Given task. Quote the listing below in its entirety, omitting every image.

Information given.

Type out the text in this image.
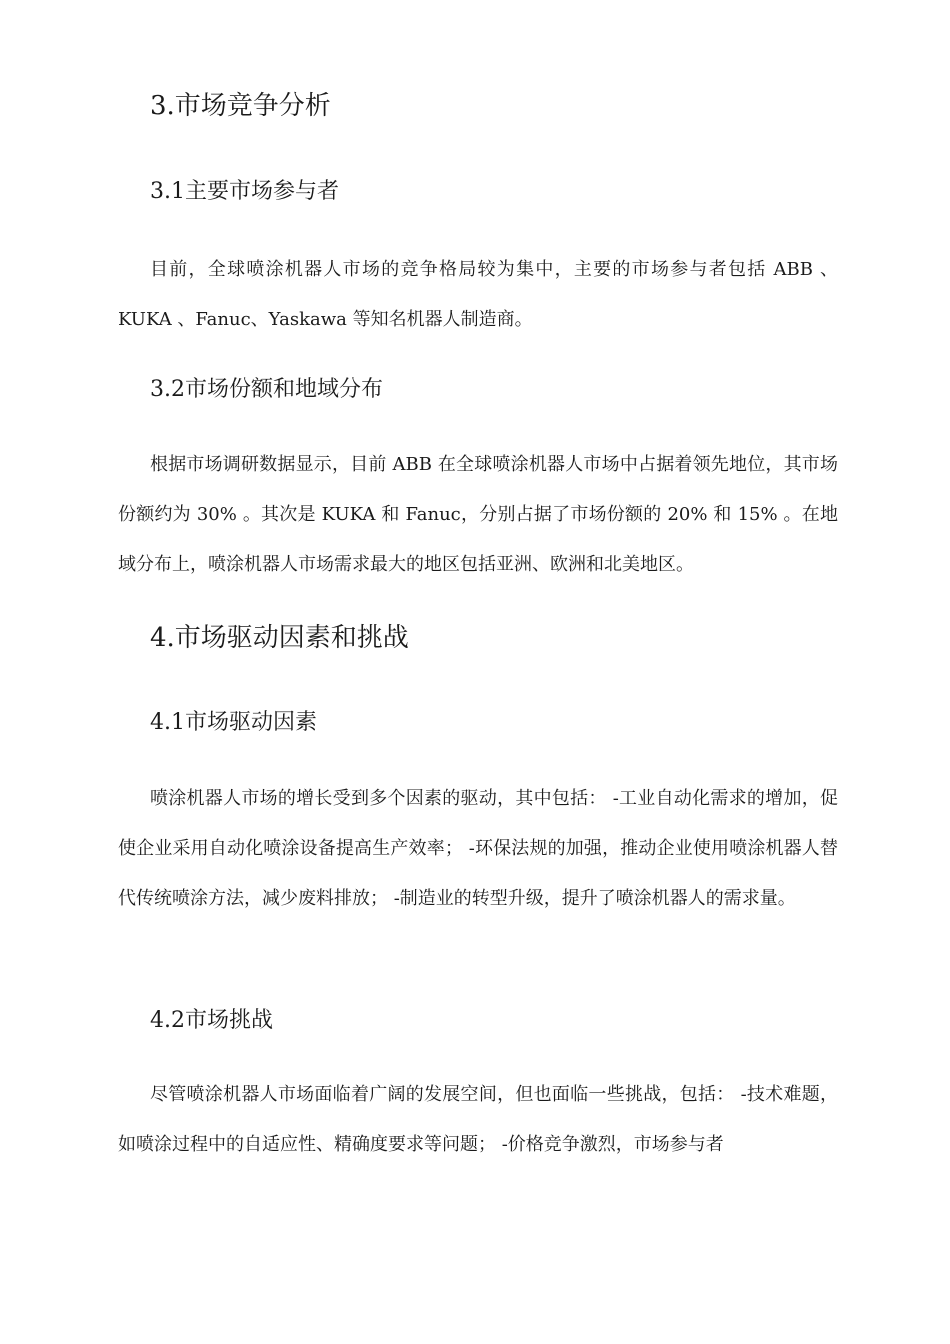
3.市场竞争分析
3.1主要市场参与者

目前，全球喷涂机器人市场的竞争格局较为集中，主要的市场参与者包括 ABB 、KUKA 、Fanuc、Yaskawa 等知名机器人制造商。

3.2市场份额和地域分布

根据市场调研数据显示，目前 ABB 在全球喷涂机器人市场中占据着领先地位，其市场份额约为 30% 。其次是 KUKA 和 Fanuc，分别占据了市场份额的 20% 和 15% 。在地域分布上，喷涂机器人市场需求最大的地区包括亚洲、欧洲和北美地区。

4.市场驱动因素和挑战
4.1市场驱动因素

喷涂机器人市场的增长受到多个因素的驱动，其中包括： -工业自动化需求的增加，促使企业采用自动化喷涂设备提高生产效率； -环保法规的加强，推动企业使用喷涂机器人替代传统喷涂方法，减少废料排放； -制造业的转型升级，提升了喷涂机器人的需求量。

4.2市场挑战

尽管喷涂机器人市场面临着广阔的发展空间，但也面临一些挑战，包括： -技术难题，如喷涂过程中的自适应性、精确度要求等问题； -价格竞争激烈，市场参与者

Answer to this exercise.
Type out the text in this image.
3.市场竞争分析
3.1主要市场参与者

目前，全球喷涂机器人市场的竞争格局较为集中，主要的市场参与者包括 ABB 、KUKA 、Fanuc、Yaskawa 等知名机器人制造商。

3.2市场份额和地域分布

根据市场调研数据显示，目前 ABB 在全球喷涂机器人市场中占据着领先地位，其市场份额约为 30% 。其次是 KUKA 和 Fanuc，分别占据了市场份额的 20% 和 15% 。在地域分布上，喷涂机器人市场需求最大的地区包括亚洲、欧洲和北美地区。

4.市场驱动因素和挑战
4.1市场驱动因素

喷涂机器人市场的增长受到多个因素的驱动，其中包括： -工业自动化需求的增加，促使企业采用自动化喷涂设备提高生产效率； -环保法规的加强，推动企业使用喷涂机器人替代传统喷涂方法，减少废料排放； -制造业的转型升级，提升了喷涂机器人的需求量。

4.2市场挑战

尽管喷涂机器人市场面临着广阔的发展空间，但也面临一些挑战，包括： -技术难题，如喷涂过程中的自适应性、精确度要求等问题； -价格竞争激烈，市场参与者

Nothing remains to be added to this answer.